*** Material
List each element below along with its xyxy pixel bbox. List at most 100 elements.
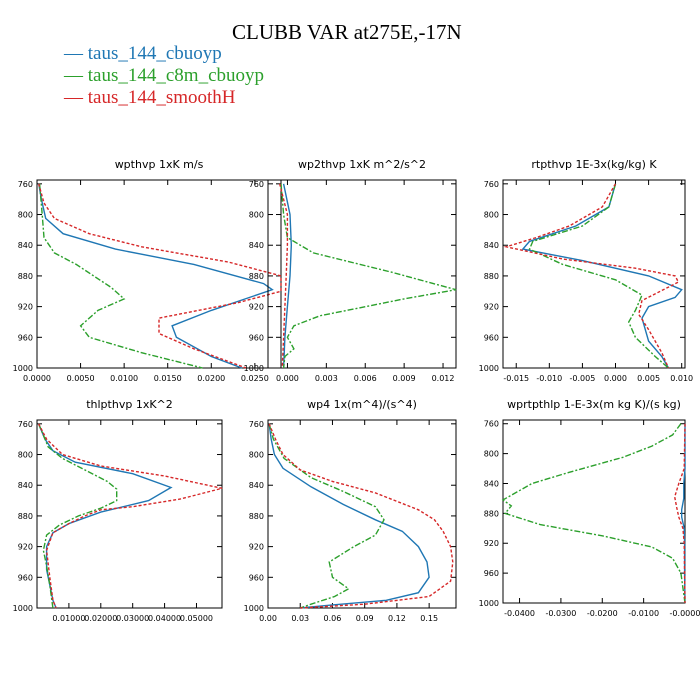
y-tick-label: 880 xyxy=(249,272,264,281)
y-tick-label: 880 xyxy=(18,512,33,521)
x-tick-label: 0.006 xyxy=(354,374,377,383)
series-line-taus_144_cbuoyp xyxy=(38,183,274,369)
series-line-taus_144_smoothH xyxy=(37,423,223,609)
y-tick-label: 760 xyxy=(18,420,33,429)
x-tick-label: 0.06 xyxy=(324,614,342,623)
x-tick-label: -0.0200 xyxy=(587,609,618,618)
x-tick-label: 0.000 xyxy=(604,374,627,383)
x-tick-label: 0.05000 xyxy=(180,614,213,623)
plot-frame-2 xyxy=(267,179,457,369)
y-tick-label: 1000 xyxy=(479,364,499,373)
y-tick-label: 920 xyxy=(484,303,499,312)
legend-entry-1: — taus_144_cbuoyp xyxy=(64,43,222,65)
series-line-taus_144_c8m_cbuoyp xyxy=(38,183,203,369)
y-tick-label: 760 xyxy=(484,180,499,189)
y-tick-label: 800 xyxy=(484,211,499,220)
x-tick-label: 0.010 xyxy=(670,374,693,383)
x-tick-label: 0.00 xyxy=(259,614,277,623)
x-tick-label: 0.0000 xyxy=(23,374,51,383)
y-tick-label: 1000 xyxy=(13,364,33,373)
y-tick-label: 800 xyxy=(249,211,264,220)
x-tick-label: 0.0100 xyxy=(110,374,138,383)
y-tick-label: 960 xyxy=(484,333,499,342)
y-tick-label: 760 xyxy=(18,180,33,189)
y-tick-label: 760 xyxy=(249,420,264,429)
x-tick-label: 0.15 xyxy=(420,614,438,623)
series-line-taus_144_smoothH xyxy=(38,183,282,369)
plot-frame-1 xyxy=(36,179,282,369)
x-tick-label: 0.02000 xyxy=(84,614,117,623)
x-tick-label: -0.005 xyxy=(570,374,596,383)
y-tick-label: 840 xyxy=(484,241,499,250)
y-tick-label: 880 xyxy=(18,272,33,281)
y-tick-label: 840 xyxy=(484,479,499,488)
legend-label: taus_144_smoothH xyxy=(87,87,236,108)
series-line-taus_144_c8m_cbuoyp xyxy=(280,183,457,369)
plot-frame-4 xyxy=(36,419,223,609)
y-tick-label: 840 xyxy=(18,481,33,490)
legend-line-icon: — xyxy=(64,43,83,64)
x-tick-label: -0.0000 xyxy=(670,609,700,618)
series-line-taus_144_smoothH xyxy=(673,423,686,604)
panel-title-5: wp4 1x(m^4)/(s^4) xyxy=(307,398,417,411)
x-tick-label: 0.0200 xyxy=(197,374,225,383)
y-tick-label: 920 xyxy=(18,303,33,312)
y-tick-label: 920 xyxy=(18,543,33,552)
x-tick-label: 0.000 xyxy=(276,374,299,383)
x-tick-label: 0.03 xyxy=(291,614,309,623)
panel-title-6: wprtpthlp 1-E-3x(m kg K)/(s kg) xyxy=(507,398,681,411)
x-tick-label: 0.009 xyxy=(393,374,416,383)
y-tick-label: 800 xyxy=(18,451,33,460)
series-line-taus_144_cbuoyp xyxy=(268,423,430,609)
x-tick-label: -0.010 xyxy=(536,374,562,383)
series-line-taus_144_c8m_cbuoyp xyxy=(268,423,385,609)
x-tick-label: 0.0150 xyxy=(154,374,182,383)
chart-title: CLUBB VAR at275E,-17N xyxy=(232,20,462,44)
y-tick-label: 920 xyxy=(249,303,264,312)
panel-title-3: rtpthvp 1E-3x(kg/kg) K xyxy=(531,158,657,171)
y-tick-label: 1000 xyxy=(13,604,33,613)
series-line-taus_144_c8m_cbuoyp xyxy=(37,423,118,609)
plot-frame-3 xyxy=(502,179,686,369)
legend-line-icon: — xyxy=(64,65,83,86)
legend-entry-2: — taus_144_c8m_cbuoyp xyxy=(64,65,264,87)
y-tick-label: 1000 xyxy=(244,364,264,373)
y-tick-label: 880 xyxy=(249,512,264,521)
series-line-taus_144_cbuoyp xyxy=(521,183,683,369)
x-tick-label: -0.0300 xyxy=(545,609,576,618)
y-tick-label: 800 xyxy=(18,211,33,220)
y-tick-label: 880 xyxy=(484,509,499,518)
y-tick-label: 800 xyxy=(484,450,499,459)
legend-label: taus_144_c8m_cbuoyp xyxy=(87,65,265,86)
x-tick-label: 0.012 xyxy=(432,374,455,383)
x-tick-label: 0.04000 xyxy=(148,614,181,623)
y-tick-label: 800 xyxy=(249,451,264,460)
y-tick-label: 920 xyxy=(484,539,499,548)
x-tick-label: 0.01000 xyxy=(52,614,85,623)
y-tick-label: 960 xyxy=(484,569,499,578)
y-tick-label: 920 xyxy=(249,543,264,552)
x-tick-label: -0.0100 xyxy=(628,609,659,618)
x-tick-label: -0.0400 xyxy=(504,609,535,618)
legend-label: taus_144_cbuoyp xyxy=(87,43,222,64)
plot-frame-6 xyxy=(502,419,686,604)
x-tick-label: 0.12 xyxy=(388,614,406,623)
y-tick-label: 1000 xyxy=(479,599,499,608)
x-tick-label: 0.003 xyxy=(315,374,338,383)
y-tick-label: 840 xyxy=(249,481,264,490)
series-line-taus_144_cbuoyp xyxy=(37,423,173,609)
legend-entry-3: — taus_144_smoothH xyxy=(64,87,236,109)
x-tick-label: 0.005 xyxy=(637,374,660,383)
series-line-taus_144_smoothH xyxy=(503,183,680,369)
x-tick-label: 0.0250 xyxy=(241,374,269,383)
y-tick-label: 880 xyxy=(484,272,499,281)
y-tick-label: 960 xyxy=(249,333,264,342)
y-tick-label: 760 xyxy=(249,180,264,189)
y-tick-label: 960 xyxy=(18,573,33,582)
series-line-taus_144_smoothH xyxy=(268,423,454,609)
series-line-taus_144_c8m_cbuoyp xyxy=(528,183,669,369)
series-line-taus_144_cbuoyp xyxy=(282,183,293,369)
x-tick-label: -0.015 xyxy=(503,374,529,383)
panel-title-2: wp2thvp 1xK m^2/s^2 xyxy=(298,158,426,171)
******
■ Written problem ■
Which rows above contain the string "title"? Gather every one of them and copy each line in full.

■ Full solution ■
panel-title-5: wp4 1x(m^4)/(s^4) xyxy=(307,398,417,411)
panel-title-6: wprtpthlp 1-E-3x(m kg K)/(s kg) xyxy=(507,398,681,411)
chart-title: CLUBB VAR at275E,-17N xyxy=(232,20,462,44)
panel-title-3: rtpthvp 1E-3x(kg/kg) K xyxy=(531,158,657,171)
panel-title-2: wp2thvp 1xK m^2/s^2 xyxy=(298,158,426,171)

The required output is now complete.